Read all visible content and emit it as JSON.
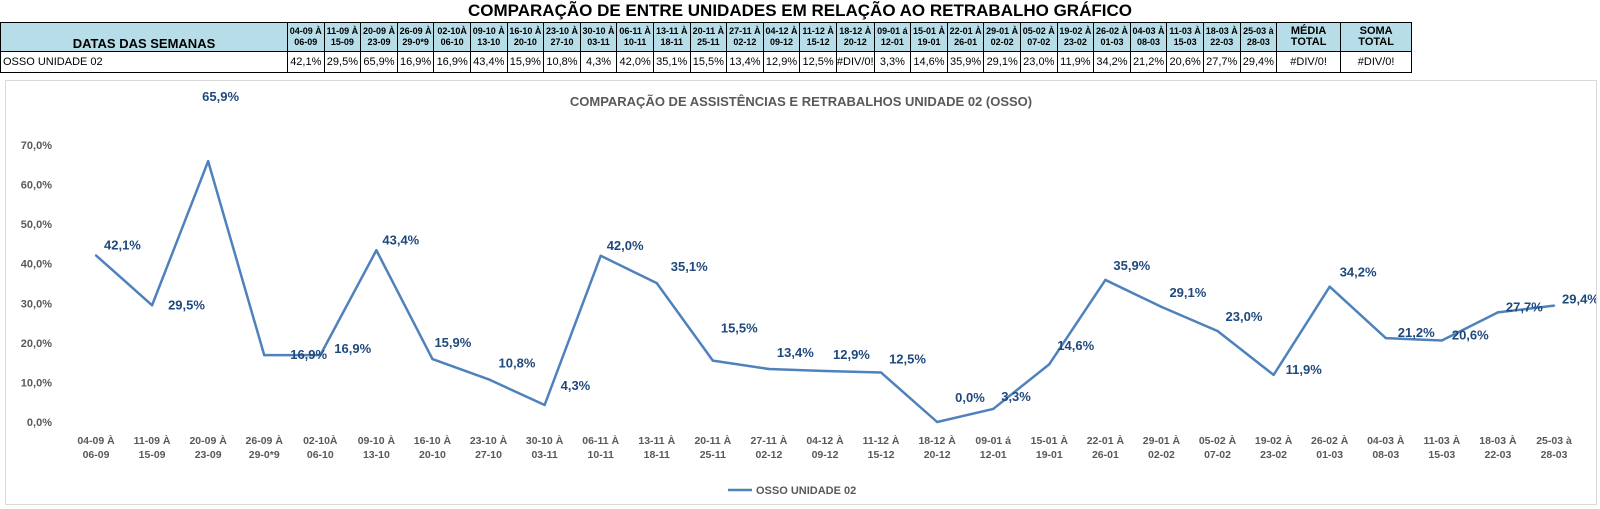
{
  "page_title": "COMPARAÇÃO DE ENTRE UNIDADES EM RELAÇÃO AO RETRABALHO GRÁFICO",
  "table": {
    "header_label": "DATAS DAS SEMANAS",
    "row_label": "OSSO UNIDADE 02",
    "weeks": [
      [
        "04-09 À",
        "06-09"
      ],
      [
        "11-09 À",
        "15-09"
      ],
      [
        "20-09 À",
        "23-09"
      ],
      [
        "26-09 À",
        "29-0*9"
      ],
      [
        "02-10À",
        "06-10"
      ],
      [
        "09-10 À",
        "13-10"
      ],
      [
        "16-10 À",
        "20-10"
      ],
      [
        "23-10 À",
        "27-10"
      ],
      [
        "30-10 À",
        "03-11"
      ],
      [
        "06-11 À",
        "10-11"
      ],
      [
        "13-11 À",
        "18-11"
      ],
      [
        "20-11 À",
        "25-11"
      ],
      [
        "27-11 À",
        "02-12"
      ],
      [
        "04-12 À",
        "09-12"
      ],
      [
        "11-12 À",
        "15-12"
      ],
      [
        "18-12 À",
        "20-12"
      ],
      [
        "09-01 á",
        "12-01"
      ],
      [
        "15-01 À",
        "19-01"
      ],
      [
        "22-01 À",
        "26-01"
      ],
      [
        "29-01 À",
        "02-02"
      ],
      [
        "05-02 À",
        "07-02"
      ],
      [
        "19-02 À",
        "23-02"
      ],
      [
        "26-02 À",
        "01-03"
      ],
      [
        "04-03 À",
        "08-03"
      ],
      [
        "11-03 À",
        "15-03"
      ],
      [
        "18-03 À",
        "22-03"
      ],
      [
        "25-03 à",
        "28-03"
      ]
    ],
    "values": [
      "42,1%",
      "29,5%",
      "65,9%",
      "16,9%",
      "16,9%",
      "43,4%",
      "15,9%",
      "10,8%",
      "4,3%",
      "42,0%",
      "35,1%",
      "15,5%",
      "13,4%",
      "12,9%",
      "12,5%",
      "#DIV/0!",
      "3,3%",
      "14,6%",
      "35,9%",
      "29,1%",
      "23,0%",
      "11,9%",
      "34,2%",
      "21,2%",
      "20,6%",
      "27,7%",
      "29,4%"
    ],
    "media_header": [
      "MÉDIA",
      "TOTAL"
    ],
    "soma_header": [
      "SOMA",
      "TOTAL"
    ],
    "media_value": "#DIV/0!",
    "soma_value": "#DIV/0!"
  },
  "chart_data": {
    "type": "line",
    "title": "COMPARAÇÃO DE ASSISTÊNCIAS E RETRABALHOS UNIDADE 02  (OSSO)",
    "categories": [
      [
        "04-09 À",
        "06-09"
      ],
      [
        "11-09 À",
        "15-09"
      ],
      [
        "20-09 À",
        "23-09"
      ],
      [
        "26-09 À",
        "29-0*9"
      ],
      [
        "02-10À",
        "06-10"
      ],
      [
        "09-10 À",
        "13-10"
      ],
      [
        "16-10 À",
        "20-10"
      ],
      [
        "23-10 À",
        "27-10"
      ],
      [
        "30-10 À",
        "03-11"
      ],
      [
        "06-11 À",
        "10-11"
      ],
      [
        "13-11 À",
        "18-11"
      ],
      [
        "20-11 À",
        "25-11"
      ],
      [
        "27-11 À",
        "02-12"
      ],
      [
        "04-12 À",
        "09-12"
      ],
      [
        "11-12 À",
        "15-12"
      ],
      [
        "18-12 À",
        "20-12"
      ],
      [
        "09-01 á",
        "12-01"
      ],
      [
        "15-01 À",
        "19-01"
      ],
      [
        "22-01 À",
        "26-01"
      ],
      [
        "29-01 À",
        "02-02"
      ],
      [
        "05-02 À",
        "07-02"
      ],
      [
        "19-02 À",
        "23-02"
      ],
      [
        "26-02 À",
        "01-03"
      ],
      [
        "04-03 À",
        "08-03"
      ],
      [
        "11-03 À",
        "15-03"
      ],
      [
        "18-03 À",
        "22-03"
      ],
      [
        "25-03 à",
        "28-03"
      ]
    ],
    "series": [
      {
        "name": "OSSO UNIDADE 02",
        "color": "#4f81bd",
        "values": [
          42.1,
          29.5,
          65.9,
          16.9,
          16.9,
          43.4,
          15.9,
          10.8,
          4.3,
          42.0,
          35.1,
          15.5,
          13.4,
          12.9,
          12.5,
          0.0,
          3.3,
          14.6,
          35.9,
          29.1,
          23.0,
          11.9,
          34.2,
          21.2,
          20.6,
          27.7,
          29.4
        ],
        "labels": [
          "42,1%",
          "29,5%",
          "65,9%",
          "16,9%",
          "16,9%",
          "43,4%",
          "15,9%",
          "10,8%",
          "4,3%",
          "42,0%",
          "35,1%",
          "15,5%",
          "13,4%",
          "12,9%",
          "12,5%",
          "0,0%",
          "3,3%",
          "14,6%",
          "35,9%",
          "29,1%",
          "23,0%",
          "11,9%",
          "34,2%",
          "21,2%",
          "20,6%",
          "27,7%",
          "29,4%"
        ]
      }
    ],
    "y_ticks": [
      "0,0%",
      "10,0%",
      "20,0%",
      "30,0%",
      "40,0%",
      "50,0%",
      "60,0%",
      "70,0%"
    ],
    "ylim": [
      0,
      70
    ],
    "grid": false,
    "legend": "bottom",
    "colors": {
      "axis_text": "#595959",
      "label_text": "#1f497d",
      "header_bg": "#b7dde8",
      "soma_bg": "#ffff00",
      "media_bg": "#fce4d6"
    }
  }
}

::::

- PROBLEM -
Every record above should come back exactly, but without its pictures.

- EXERCISE RESPONSE -
Read all visible content and emit it as JSON.
{
  "page_title": "COMPARAÇÃO DE ENTRE UNIDADES EM RELAÇÃO AO RETRABALHO GRÁFICO",
  "table": {
    "header_label": "DATAS DAS SEMANAS",
    "row_label": "OSSO UNIDADE 02",
    "weeks": [
      [
        "04-09 À",
        "06-09"
      ],
      [
        "11-09 À",
        "15-09"
      ],
      [
        "20-09 À",
        "23-09"
      ],
      [
        "26-09 À",
        "29-0*9"
      ],
      [
        "02-10À",
        "06-10"
      ],
      [
        "09-10 À",
        "13-10"
      ],
      [
        "16-10 À",
        "20-10"
      ],
      [
        "23-10 À",
        "27-10"
      ],
      [
        "30-10 À",
        "03-11"
      ],
      [
        "06-11 À",
        "10-11"
      ],
      [
        "13-11 À",
        "18-11"
      ],
      [
        "20-11 À",
        "25-11"
      ],
      [
        "27-11 À",
        "02-12"
      ],
      [
        "04-12 À",
        "09-12"
      ],
      [
        "11-12 À",
        "15-12"
      ],
      [
        "18-12 À",
        "20-12"
      ],
      [
        "09-01 á",
        "12-01"
      ],
      [
        "15-01 À",
        "19-01"
      ],
      [
        "22-01 À",
        "26-01"
      ],
      [
        "29-01 À",
        "02-02"
      ],
      [
        "05-02 À",
        "07-02"
      ],
      [
        "19-02 À",
        "23-02"
      ],
      [
        "26-02 À",
        "01-03"
      ],
      [
        "04-03 À",
        "08-03"
      ],
      [
        "11-03 À",
        "15-03"
      ],
      [
        "18-03 À",
        "22-03"
      ],
      [
        "25-03 à",
        "28-03"
      ]
    ],
    "values": [
      "42,1%",
      "29,5%",
      "65,9%",
      "16,9%",
      "16,9%",
      "43,4%",
      "15,9%",
      "10,8%",
      "4,3%",
      "42,0%",
      "35,1%",
      "15,5%",
      "13,4%",
      "12,9%",
      "12,5%",
      "#DIV/0!",
      "3,3%",
      "14,6%",
      "35,9%",
      "29,1%",
      "23,0%",
      "11,9%",
      "34,2%",
      "21,2%",
      "20,6%",
      "27,7%",
      "29,4%"
    ],
    "media_header": [
      "MÉDIA",
      "TOTAL"
    ],
    "soma_header": [
      "SOMA",
      "TOTAL"
    ],
    "media_value": "#DIV/0!",
    "soma_value": "#DIV/0!"
  },
  "chart_data": {
    "type": "line",
    "title": "COMPARAÇÃO DE ASSISTÊNCIAS E RETRABALHOS UNIDADE 02  (OSSO)",
    "categories": [
      [
        "04-09 À",
        "06-09"
      ],
      [
        "11-09 À",
        "15-09"
      ],
      [
        "20-09 À",
        "23-09"
      ],
      [
        "26-09 À",
        "29-0*9"
      ],
      [
        "02-10À",
        "06-10"
      ],
      [
        "09-10 À",
        "13-10"
      ],
      [
        "16-10 À",
        "20-10"
      ],
      [
        "23-10 À",
        "27-10"
      ],
      [
        "30-10 À",
        "03-11"
      ],
      [
        "06-11 À",
        "10-11"
      ],
      [
        "13-11 À",
        "18-11"
      ],
      [
        "20-11 À",
        "25-11"
      ],
      [
        "27-11 À",
        "02-12"
      ],
      [
        "04-12 À",
        "09-12"
      ],
      [
        "11-12 À",
        "15-12"
      ],
      [
        "18-12 À",
        "20-12"
      ],
      [
        "09-01 á",
        "12-01"
      ],
      [
        "15-01 À",
        "19-01"
      ],
      [
        "22-01 À",
        "26-01"
      ],
      [
        "29-01 À",
        "02-02"
      ],
      [
        "05-02 À",
        "07-02"
      ],
      [
        "19-02 À",
        "23-02"
      ],
      [
        "26-02 À",
        "01-03"
      ],
      [
        "04-03 À",
        "08-03"
      ],
      [
        "11-03 À",
        "15-03"
      ],
      [
        "18-03 À",
        "22-03"
      ],
      [
        "25-03 à",
        "28-03"
      ]
    ],
    "series": [
      {
        "name": "OSSO UNIDADE 02",
        "color": "#4f81bd",
        "values": [
          42.1,
          29.5,
          65.9,
          16.9,
          16.9,
          43.4,
          15.9,
          10.8,
          4.3,
          42.0,
          35.1,
          15.5,
          13.4,
          12.9,
          12.5,
          0.0,
          3.3,
          14.6,
          35.9,
          29.1,
          23.0,
          11.9,
          34.2,
          21.2,
          20.6,
          27.7,
          29.4
        ],
        "labels": [
          "42,1%",
          "29,5%",
          "65,9%",
          "16,9%",
          "16,9%",
          "43,4%",
          "15,9%",
          "10,8%",
          "4,3%",
          "42,0%",
          "35,1%",
          "15,5%",
          "13,4%",
          "12,9%",
          "12,5%",
          "0,0%",
          "3,3%",
          "14,6%",
          "35,9%",
          "29,1%",
          "23,0%",
          "11,9%",
          "34,2%",
          "21,2%",
          "20,6%",
          "27,7%",
          "29,4%"
        ]
      }
    ],
    "y_ticks": [
      "0,0%",
      "10,0%",
      "20,0%",
      "30,0%",
      "40,0%",
      "50,0%",
      "60,0%",
      "70,0%"
    ],
    "ylim": [
      0,
      70
    ],
    "grid": false,
    "legend": "bottom",
    "colors": {
      "axis_text": "#595959",
      "label_text": "#1f497d",
      "header_bg": "#b7dde8",
      "soma_bg": "#ffff00",
      "media_bg": "#fce4d6"
    }
  }
}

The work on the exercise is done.